#### [Exercise brief]
Beginning at the line that contains "Give me a plain-text", transcribe the remaining lines of the listing exactly; include the final line and omit everything before.
————————
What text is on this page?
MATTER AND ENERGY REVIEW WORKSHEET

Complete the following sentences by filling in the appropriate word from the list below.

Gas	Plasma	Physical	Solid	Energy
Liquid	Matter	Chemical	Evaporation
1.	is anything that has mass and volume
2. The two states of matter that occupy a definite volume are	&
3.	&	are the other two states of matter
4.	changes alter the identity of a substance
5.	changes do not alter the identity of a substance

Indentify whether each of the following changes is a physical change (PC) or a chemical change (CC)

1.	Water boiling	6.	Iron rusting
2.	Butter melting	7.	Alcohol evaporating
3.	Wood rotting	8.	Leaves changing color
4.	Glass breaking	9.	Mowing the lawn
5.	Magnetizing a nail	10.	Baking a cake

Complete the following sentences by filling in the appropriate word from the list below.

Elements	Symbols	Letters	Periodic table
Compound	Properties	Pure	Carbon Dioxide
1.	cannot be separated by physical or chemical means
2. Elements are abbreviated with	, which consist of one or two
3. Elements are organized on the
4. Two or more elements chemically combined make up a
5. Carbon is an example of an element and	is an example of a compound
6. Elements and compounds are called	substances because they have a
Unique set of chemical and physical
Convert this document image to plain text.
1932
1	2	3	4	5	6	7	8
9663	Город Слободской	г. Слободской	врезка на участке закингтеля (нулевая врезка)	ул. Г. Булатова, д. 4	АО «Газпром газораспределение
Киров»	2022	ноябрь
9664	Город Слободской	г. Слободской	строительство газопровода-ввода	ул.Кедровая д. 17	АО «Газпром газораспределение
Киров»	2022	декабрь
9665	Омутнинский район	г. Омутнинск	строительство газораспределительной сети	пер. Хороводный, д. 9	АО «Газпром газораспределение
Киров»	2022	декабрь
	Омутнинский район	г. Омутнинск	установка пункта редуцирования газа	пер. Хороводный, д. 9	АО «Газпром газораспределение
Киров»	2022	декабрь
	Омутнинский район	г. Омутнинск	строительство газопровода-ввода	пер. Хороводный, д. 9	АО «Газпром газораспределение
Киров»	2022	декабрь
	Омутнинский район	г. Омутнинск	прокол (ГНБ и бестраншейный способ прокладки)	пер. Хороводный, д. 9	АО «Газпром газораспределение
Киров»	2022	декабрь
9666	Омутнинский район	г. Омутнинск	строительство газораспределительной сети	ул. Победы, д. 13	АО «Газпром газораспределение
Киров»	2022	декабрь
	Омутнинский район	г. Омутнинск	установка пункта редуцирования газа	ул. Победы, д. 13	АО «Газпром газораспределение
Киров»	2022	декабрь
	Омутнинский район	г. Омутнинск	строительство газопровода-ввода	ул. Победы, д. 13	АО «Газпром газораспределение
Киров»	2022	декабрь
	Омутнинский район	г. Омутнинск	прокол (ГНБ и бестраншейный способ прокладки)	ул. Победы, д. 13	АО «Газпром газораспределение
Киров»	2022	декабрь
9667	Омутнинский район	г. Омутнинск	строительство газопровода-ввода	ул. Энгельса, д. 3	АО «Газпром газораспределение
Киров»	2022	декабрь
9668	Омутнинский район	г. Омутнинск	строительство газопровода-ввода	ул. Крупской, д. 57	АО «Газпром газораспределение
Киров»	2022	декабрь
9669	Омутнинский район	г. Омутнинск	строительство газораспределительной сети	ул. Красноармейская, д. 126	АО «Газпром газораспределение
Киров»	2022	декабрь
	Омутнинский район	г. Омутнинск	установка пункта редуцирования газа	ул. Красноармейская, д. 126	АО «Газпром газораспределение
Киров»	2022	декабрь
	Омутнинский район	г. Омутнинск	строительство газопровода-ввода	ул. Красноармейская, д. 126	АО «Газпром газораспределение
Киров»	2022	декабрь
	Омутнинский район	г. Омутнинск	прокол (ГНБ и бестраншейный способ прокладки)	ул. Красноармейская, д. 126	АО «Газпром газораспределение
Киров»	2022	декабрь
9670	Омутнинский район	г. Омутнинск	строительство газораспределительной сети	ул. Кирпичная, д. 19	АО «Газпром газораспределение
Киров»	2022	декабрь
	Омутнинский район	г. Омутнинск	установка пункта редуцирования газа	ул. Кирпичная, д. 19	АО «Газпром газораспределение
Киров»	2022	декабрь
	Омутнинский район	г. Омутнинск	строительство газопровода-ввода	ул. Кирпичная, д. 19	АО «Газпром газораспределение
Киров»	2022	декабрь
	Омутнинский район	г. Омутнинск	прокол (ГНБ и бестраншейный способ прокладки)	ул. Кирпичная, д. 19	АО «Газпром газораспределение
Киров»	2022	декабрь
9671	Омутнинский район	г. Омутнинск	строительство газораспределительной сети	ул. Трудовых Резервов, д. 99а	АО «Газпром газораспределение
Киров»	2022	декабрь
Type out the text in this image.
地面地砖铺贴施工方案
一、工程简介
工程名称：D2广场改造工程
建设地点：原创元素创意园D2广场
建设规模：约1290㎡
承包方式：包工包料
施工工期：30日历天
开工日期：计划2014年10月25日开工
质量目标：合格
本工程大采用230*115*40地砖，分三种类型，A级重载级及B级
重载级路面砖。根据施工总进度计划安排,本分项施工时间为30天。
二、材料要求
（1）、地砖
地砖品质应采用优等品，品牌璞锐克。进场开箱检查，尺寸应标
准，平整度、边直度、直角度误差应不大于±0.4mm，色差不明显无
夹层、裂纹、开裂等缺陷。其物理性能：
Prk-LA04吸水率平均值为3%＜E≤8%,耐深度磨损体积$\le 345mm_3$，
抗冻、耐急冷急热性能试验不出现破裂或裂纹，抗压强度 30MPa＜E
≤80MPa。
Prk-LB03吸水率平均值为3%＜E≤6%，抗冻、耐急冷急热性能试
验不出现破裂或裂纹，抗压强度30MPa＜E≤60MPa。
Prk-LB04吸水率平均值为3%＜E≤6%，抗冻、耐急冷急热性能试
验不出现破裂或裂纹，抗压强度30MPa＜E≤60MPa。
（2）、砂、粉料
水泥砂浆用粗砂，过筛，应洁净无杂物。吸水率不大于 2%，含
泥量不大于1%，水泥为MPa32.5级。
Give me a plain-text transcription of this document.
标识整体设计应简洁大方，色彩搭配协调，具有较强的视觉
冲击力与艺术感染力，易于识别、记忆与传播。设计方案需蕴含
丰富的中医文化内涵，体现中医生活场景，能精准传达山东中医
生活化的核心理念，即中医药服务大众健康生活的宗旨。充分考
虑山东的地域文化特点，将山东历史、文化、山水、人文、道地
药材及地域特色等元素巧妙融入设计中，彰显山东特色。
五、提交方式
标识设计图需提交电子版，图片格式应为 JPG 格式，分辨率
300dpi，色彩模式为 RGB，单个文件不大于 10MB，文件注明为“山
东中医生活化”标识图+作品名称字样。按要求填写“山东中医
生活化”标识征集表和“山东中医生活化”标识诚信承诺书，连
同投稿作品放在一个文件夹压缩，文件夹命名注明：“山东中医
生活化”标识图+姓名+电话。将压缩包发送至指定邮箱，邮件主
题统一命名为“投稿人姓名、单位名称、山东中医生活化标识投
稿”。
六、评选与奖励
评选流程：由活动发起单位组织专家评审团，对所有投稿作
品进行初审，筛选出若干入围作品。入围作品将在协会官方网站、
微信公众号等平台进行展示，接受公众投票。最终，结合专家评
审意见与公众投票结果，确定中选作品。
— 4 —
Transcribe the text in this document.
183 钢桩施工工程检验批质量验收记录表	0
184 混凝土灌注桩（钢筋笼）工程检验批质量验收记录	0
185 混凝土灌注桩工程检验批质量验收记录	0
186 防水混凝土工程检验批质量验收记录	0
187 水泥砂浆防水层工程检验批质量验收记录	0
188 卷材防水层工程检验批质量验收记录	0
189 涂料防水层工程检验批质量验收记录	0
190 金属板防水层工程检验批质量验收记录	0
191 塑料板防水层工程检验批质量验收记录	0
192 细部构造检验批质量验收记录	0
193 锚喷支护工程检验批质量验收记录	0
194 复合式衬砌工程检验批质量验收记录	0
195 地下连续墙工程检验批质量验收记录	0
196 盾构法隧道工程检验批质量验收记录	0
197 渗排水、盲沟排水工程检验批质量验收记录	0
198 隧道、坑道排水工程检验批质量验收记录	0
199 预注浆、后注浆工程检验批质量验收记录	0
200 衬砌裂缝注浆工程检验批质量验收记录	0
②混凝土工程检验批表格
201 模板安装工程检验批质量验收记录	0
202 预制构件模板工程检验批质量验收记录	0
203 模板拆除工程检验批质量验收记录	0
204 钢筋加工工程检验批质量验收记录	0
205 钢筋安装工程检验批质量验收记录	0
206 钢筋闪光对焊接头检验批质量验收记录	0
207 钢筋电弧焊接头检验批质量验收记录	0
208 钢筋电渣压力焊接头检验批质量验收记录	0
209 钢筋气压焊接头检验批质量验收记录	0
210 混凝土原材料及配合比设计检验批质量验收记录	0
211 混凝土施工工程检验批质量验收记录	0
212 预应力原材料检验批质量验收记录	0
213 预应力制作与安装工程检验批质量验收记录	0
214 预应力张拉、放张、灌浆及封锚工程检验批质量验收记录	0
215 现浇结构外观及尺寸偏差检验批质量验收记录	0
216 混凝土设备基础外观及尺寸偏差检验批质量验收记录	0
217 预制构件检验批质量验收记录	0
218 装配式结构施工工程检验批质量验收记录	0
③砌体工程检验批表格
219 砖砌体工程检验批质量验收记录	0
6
————————
#### [Output below]
Give me a plain-text transcription of this document.
标识整体设计应简洁大方，色彩搭配协调，具有较强的视觉
冲击力与艺术感染力，易于识别、记忆与传播。设计方案需蕴含
丰富的中医文化内涵，体现中医生活场景，能精准传达山东中医
生活化的核心理念，即中医药服务大众健康生活的宗旨。充分考
虑山东的地域文化特点，将山东历史、文化、山水、人文、道地
药材及地域特色等元素巧妙融入设计中，彰显山东特色。
五、提交方式
标识设计图需提交电子版，图片格式应为 JPG 格式，分辨率
300dpi，色彩模式为 RGB，单个文件不大于 10MB，文件注明为“山
东中医生活化”标识图+作品名称字样。按要求填写“山东中医
生活化”标识征集表和“山东中医生活化”标识诚信承诺书，连
同投稿作品放在一个文件夹压缩，文件夹命名注明：“山东中医
生活化”标识图+姓名+电话。将压缩包发送至指定邮箱，邮件主
题统一命名为“投稿人姓名、单位名称、山东中医生活化标识投
稿”。
六、评选与奖励
评选流程：由活动发起单位组织专家评审团，对所有投稿作
品进行初审，筛选出若干入围作品。入围作品将在协会官方网站、
微信公众号等平台进行展示，接受公众投票。最终，结合专家评
审意见与公众投票结果，确定中选作品。
— 4 —
Transcribe the text in this document.
183 钢桩施工工程检验批质量验收记录表	0
184 混凝土灌注桩（钢筋笼）工程检验批质量验收记录	0
185 混凝土灌注桩工程检验批质量验收记录	0
186 防水混凝土工程检验批质量验收记录	0
187 水泥砂浆防水层工程检验批质量验收记录	0
188 卷材防水层工程检验批质量验收记录	0
189 涂料防水层工程检验批质量验收记录	0
190 金属板防水层工程检验批质量验收记录	0
191 塑料板防水层工程检验批质量验收记录	0
192 细部构造检验批质量验收记录	0
193 锚喷支护工程检验批质量验收记录	0
194 复合式衬砌工程检验批质量验收记录	0
195 地下连续墙工程检验批质量验收记录	0
196 盾构法隧道工程检验批质量验收记录	0
197 渗排水、盲沟排水工程检验批质量验收记录	0
198 隧道、坑道排水工程检验批质量验收记录	0
199 预注浆、后注浆工程检验批质量验收记录	0
200 衬砌裂缝注浆工程检验批质量验收记录	0
②混凝土工程检验批表格
201 模板安装工程检验批质量验收记录	0
202 预制构件模板工程检验批质量验收记录	0
203 模板拆除工程检验批质量验收记录	0
204 钢筋加工工程检验批质量验收记录	0
205 钢筋安装工程检验批质量验收记录	0
206 钢筋闪光对焊接头检验批质量验收记录	0
207 钢筋电弧焊接头检验批质量验收记录	0
208 钢筋电渣压力焊接头检验批质量验收记录	0
209 钢筋气压焊接头检验批质量验收记录	0
210 混凝土原材料及配合比设计检验批质量验收记录	0
211 混凝土施工工程检验批质量验收记录	0
212 预应力原材料检验批质量验收记录	0
213 预应力制作与安装工程检验批质量验收记录	0
214 预应力张拉、放张、灌浆及封锚工程检验批质量验收记录	0
215 现浇结构外观及尺寸偏差检验批质量验收记录	0
216 混凝土设备基础外观及尺寸偏差检验批质量验收记录	0
217 预制构件检验批质量验收记录	0
218 装配式结构施工工程检验批质量验收记录	0
③砌体工程检验批表格
219 砖砌体工程检验批质量验收记录	0
6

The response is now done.